▼
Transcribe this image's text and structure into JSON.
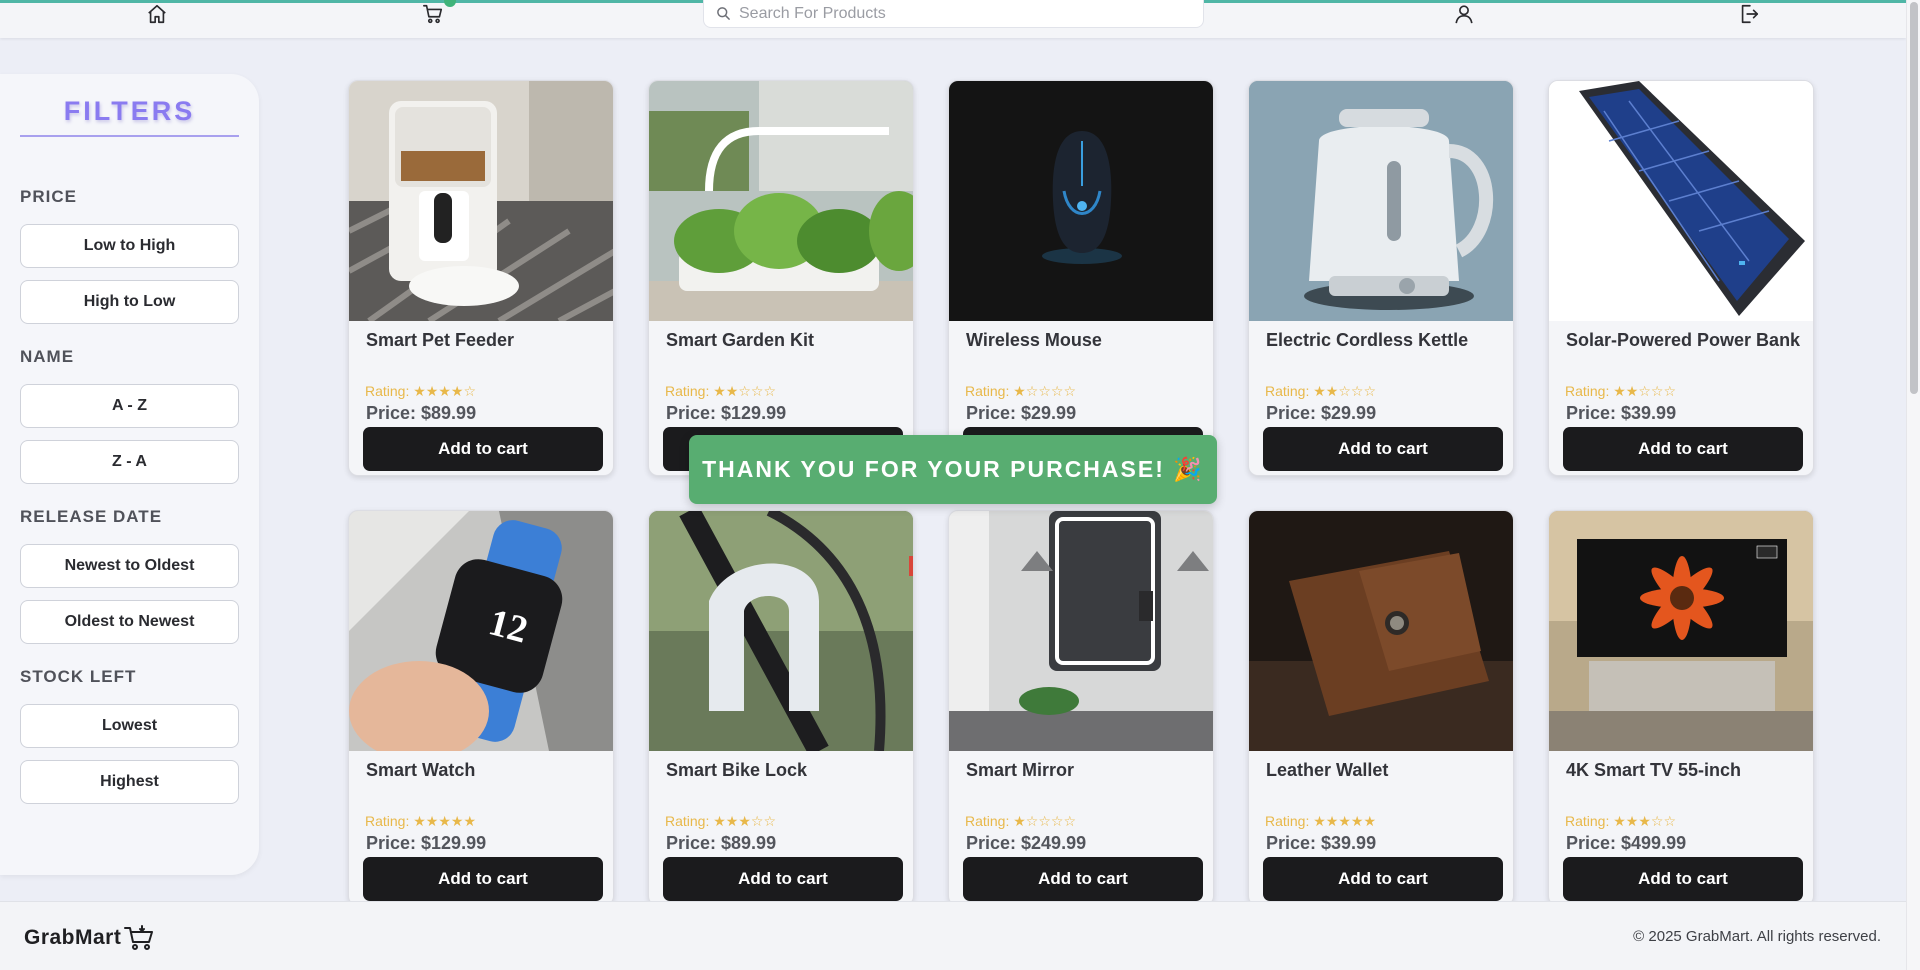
{
  "navbar": {
    "icons": [
      "home-icon",
      "cart-icon",
      "user-icon",
      "logout-icon"
    ],
    "search_placeholder": "Search For Products",
    "accent_color": "#4fb6a6"
  },
  "filters": {
    "title": "FILTERS",
    "sections": [
      {
        "heading": "PRICE",
        "options": [
          "Low to High",
          "High to Low"
        ]
      },
      {
        "heading": "NAME",
        "options": [
          "A - Z",
          "Z - A"
        ]
      },
      {
        "heading": "RELEASE DATE",
        "options": [
          "Newest to Oldest",
          "Oldest to Newest"
        ]
      },
      {
        "heading": "STOCK LEFT",
        "options": [
          "Lowest",
          "Highest"
        ]
      }
    ]
  },
  "products": [
    {
      "name": "Smart Pet Feeder",
      "rating_label": "Rating:",
      "stars": "★★★★☆",
      "rating": 4,
      "price": "Price: $89.99",
      "button": "Add to cart"
    },
    {
      "name": "Smart Garden Kit",
      "rating_label": "Rating:",
      "stars": "★★☆☆☆",
      "rating": 2,
      "price": "Price: $129.99",
      "button": "Add to cart"
    },
    {
      "name": "Wireless Mouse",
      "rating_label": "Rating:",
      "stars": "★☆☆☆☆",
      "rating": 1,
      "price": "Price: $29.99",
      "button": "Add to cart"
    },
    {
      "name": "Electric Cordless Kettle",
      "rating_label": "Rating:",
      "stars": "★★☆☆☆",
      "rating": 2,
      "price": "Price: $29.99",
      "button": "Add to cart"
    },
    {
      "name": "Solar-Powered Power Bank",
      "rating_label": "Rating:",
      "stars": "★★☆☆☆",
      "rating": 2,
      "price": "Price: $39.99",
      "button": "Add to cart"
    },
    {
      "name": "Smart Watch",
      "rating_label": "Rating:",
      "stars": "★★★★★",
      "rating": 5,
      "price": "Price: $129.99",
      "button": "Add to cart"
    },
    {
      "name": "Smart Bike Lock",
      "rating_label": "Rating:",
      "stars": "★★★☆☆",
      "rating": 3,
      "price": "Price: $89.99",
      "button": "Add to cart"
    },
    {
      "name": "Smart Mirror",
      "rating_label": "Rating:",
      "stars": "★☆☆☆☆",
      "rating": 1,
      "price": "Price: $249.99",
      "button": "Add to cart"
    },
    {
      "name": "Leather Wallet",
      "rating_label": "Rating:",
      "stars": "★★★★★",
      "rating": 5,
      "price": "Price: $39.99",
      "button": "Add to cart"
    },
    {
      "name": "4K Smart TV 55-inch",
      "rating_label": "Rating:",
      "stars": "★★★☆☆",
      "rating": 3,
      "price": "Price: $499.99",
      "button": "Add to cart"
    }
  ],
  "toast": {
    "message": "THANK YOU FOR YOUR PURCHASE! 🎉",
    "color": "#58ad71"
  },
  "footer": {
    "brand": "GrabMart",
    "copyright": "© 2025 GrabMart. All rights reserved."
  },
  "colors": {
    "background": "#eceef6",
    "button": "#1b1b1d",
    "rating_star": "#e8b84a",
    "filters_title": "#8a7bf0"
  }
}
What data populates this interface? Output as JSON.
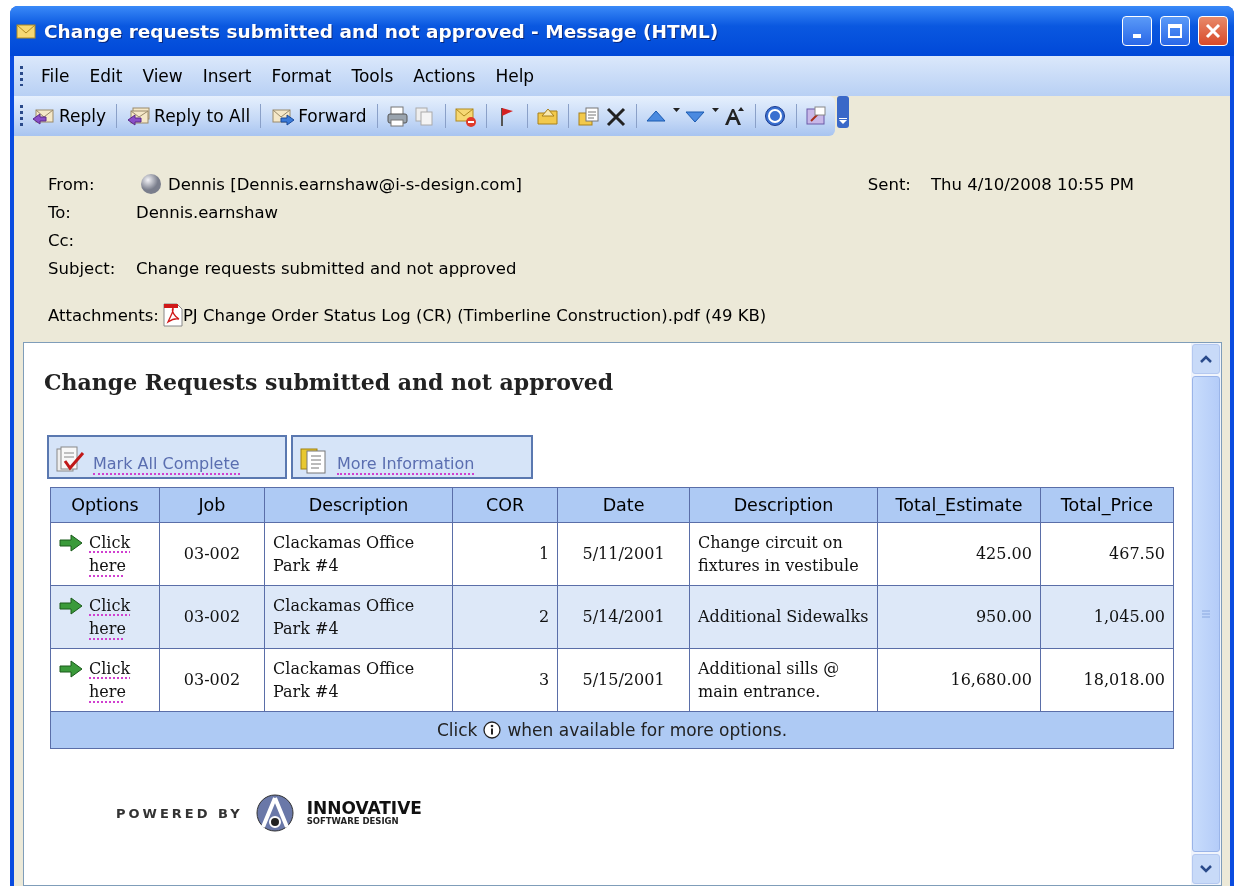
{
  "window": {
    "title": "Change requests submitted and not approved - Message (HTML)"
  },
  "menu": [
    {
      "label": "File"
    },
    {
      "label": "Edit"
    },
    {
      "label": "View"
    },
    {
      "label": "Insert"
    },
    {
      "label": "Format"
    },
    {
      "label": "Tools"
    },
    {
      "label": "Actions"
    },
    {
      "label": "Help"
    }
  ],
  "toolbar": {
    "buttons": [
      {
        "label": "Reply"
      },
      {
        "label": "Reply to All"
      },
      {
        "label": "Forward"
      }
    ]
  },
  "header": {
    "from": {
      "label": "From:",
      "value": "Dennis [Dennis.earnshaw@i-s-design.com]"
    },
    "sent": {
      "label": "Sent:",
      "value": "Thu 4/10/2008 10:55 PM"
    },
    "to": {
      "label": "To:",
      "value": "Dennis.earnshaw"
    },
    "cc": {
      "label": "Cc:"
    },
    "subject": {
      "label": "Subject:",
      "value": "Change requests submitted and not approved"
    },
    "attachments": {
      "label": "Attachments:",
      "value": "PJ Change Order Status Log (CR) (Timberline Construction).pdf (49 KB)"
    }
  },
  "body": {
    "heading": "Change Requests submitted and not approved",
    "actions": [
      {
        "label": "Mark All Complete"
      },
      {
        "label": "More Information"
      }
    ],
    "table": {
      "columns": [
        "Options",
        "Job",
        "Description",
        "COR",
        "Date",
        "Description",
        "Total_Estimate",
        "Total_Price"
      ],
      "rows": [
        {
          "cells": [
            "Click here",
            "03-002",
            "Clackamas Office Park #4",
            "1",
            "5/11/2001",
            "Change circuit on fixtures in vestibule",
            "425.00",
            "467.50"
          ]
        },
        {
          "cells": [
            "Click here",
            "03-002",
            "Clackamas Office Park #4",
            "2",
            "5/14/2001",
            "Additional Sidewalks",
            "950.00",
            "1,045.00"
          ]
        },
        {
          "cells": [
            "Click here",
            "03-002",
            "Clackamas Office Park #4",
            "3",
            "5/15/2001",
            "Additional sills @ main entrance.",
            "16,680.00",
            "18,018.00"
          ]
        }
      ],
      "footer": {
        "before": "Click",
        "after": "when available for more options."
      }
    },
    "powered_by": {
      "label": "POWERED BY",
      "brand": "INNOVATIVE",
      "tagline": "SOFTWARE DESIGN"
    }
  }
}
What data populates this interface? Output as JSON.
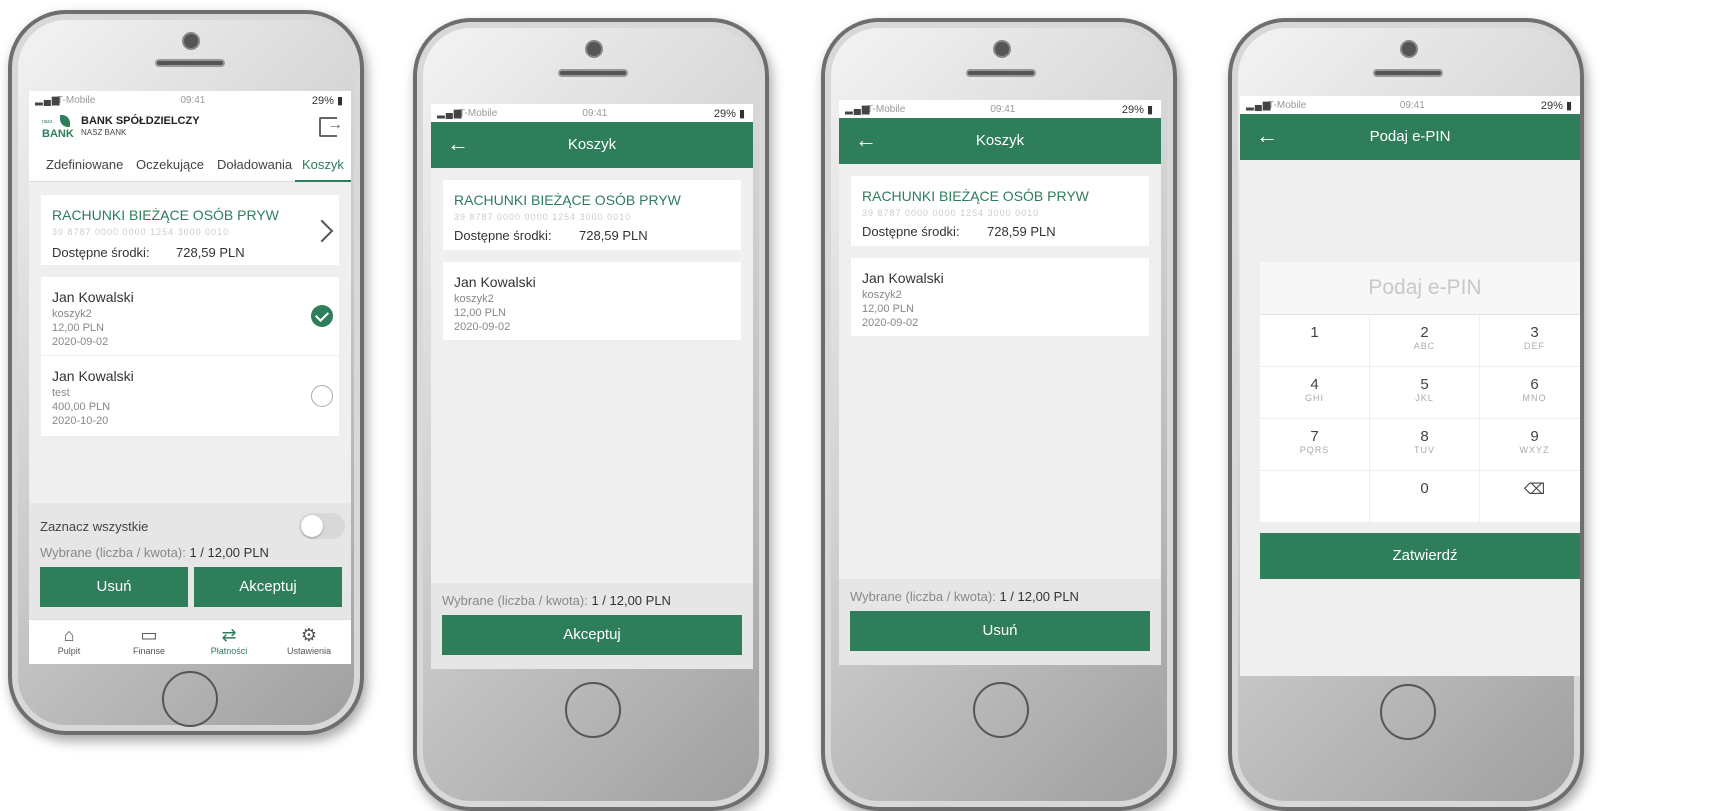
{
  "status": {
    "carrier": "T-Mobile",
    "time": "09:41",
    "battery": "29%"
  },
  "bank": {
    "name": "BANK SPÓŁDZIELCZY",
    "sub": "NASZ BANK",
    "logo_word": "BANK",
    "logo_small": "nasz"
  },
  "tabs": [
    "Zdefiniowane",
    "Oczekujące",
    "Doładowania",
    "Koszyk"
  ],
  "account": {
    "name": "RACHUNKI BIEŻĄCE OSÓB PRYW",
    "number": "39 8787 0000 0000 1254 3000 0010",
    "balance_label": "Dostępne środki:",
    "balance_value": "728,59 PLN"
  },
  "items": [
    {
      "name": "Jan Kowalski",
      "desc": "koszyk2",
      "amount": "12,00 PLN",
      "date": "2020-09-02",
      "selected": true
    },
    {
      "name": "Jan Kowalski",
      "desc": "test",
      "amount": "400,00 PLN",
      "date": "2020-10-20",
      "selected": false
    }
  ],
  "footer": {
    "select_all": "Zaznacz wszystkie",
    "summary_label": "Wybrane (liczba / kwota): ",
    "summary_value": "1 / 12,00 PLN",
    "delete": "Usuń",
    "accept": "Akceptuj"
  },
  "nav": [
    {
      "label": "Pulpit",
      "icon": "home-icon"
    },
    {
      "label": "Finanse",
      "icon": "wallet-icon"
    },
    {
      "label": "Płatności",
      "icon": "transfer-icon"
    },
    {
      "label": "Ustawienia",
      "icon": "gear-icon"
    }
  ],
  "basket": {
    "title": "Koszyk",
    "back": "←"
  },
  "pin": {
    "title": "Podaj e-PIN",
    "placeholder": "Podaj e-PIN",
    "keys": [
      {
        "d": "1",
        "l": ""
      },
      {
        "d": "2",
        "l": "ABC"
      },
      {
        "d": "3",
        "l": "DEF"
      },
      {
        "d": "4",
        "l": "GHI"
      },
      {
        "d": "5",
        "l": "JKL"
      },
      {
        "d": "6",
        "l": "MNO"
      },
      {
        "d": "7",
        "l": "PQRS"
      },
      {
        "d": "8",
        "l": "TUV"
      },
      {
        "d": "9",
        "l": "WXYZ"
      },
      {
        "d": "",
        "l": ""
      },
      {
        "d": "0",
        "l": ""
      },
      {
        "d": "⌫",
        "l": ""
      }
    ],
    "confirm": "Zatwierdź"
  },
  "colors": {
    "brand_green": "#2e7d5b",
    "screen_bg": "#efefef"
  }
}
▲
* _OBJECTIVE_
On how many lines does the word "Change" appear? Answer with only the number.

* _TASK ANSWER_
5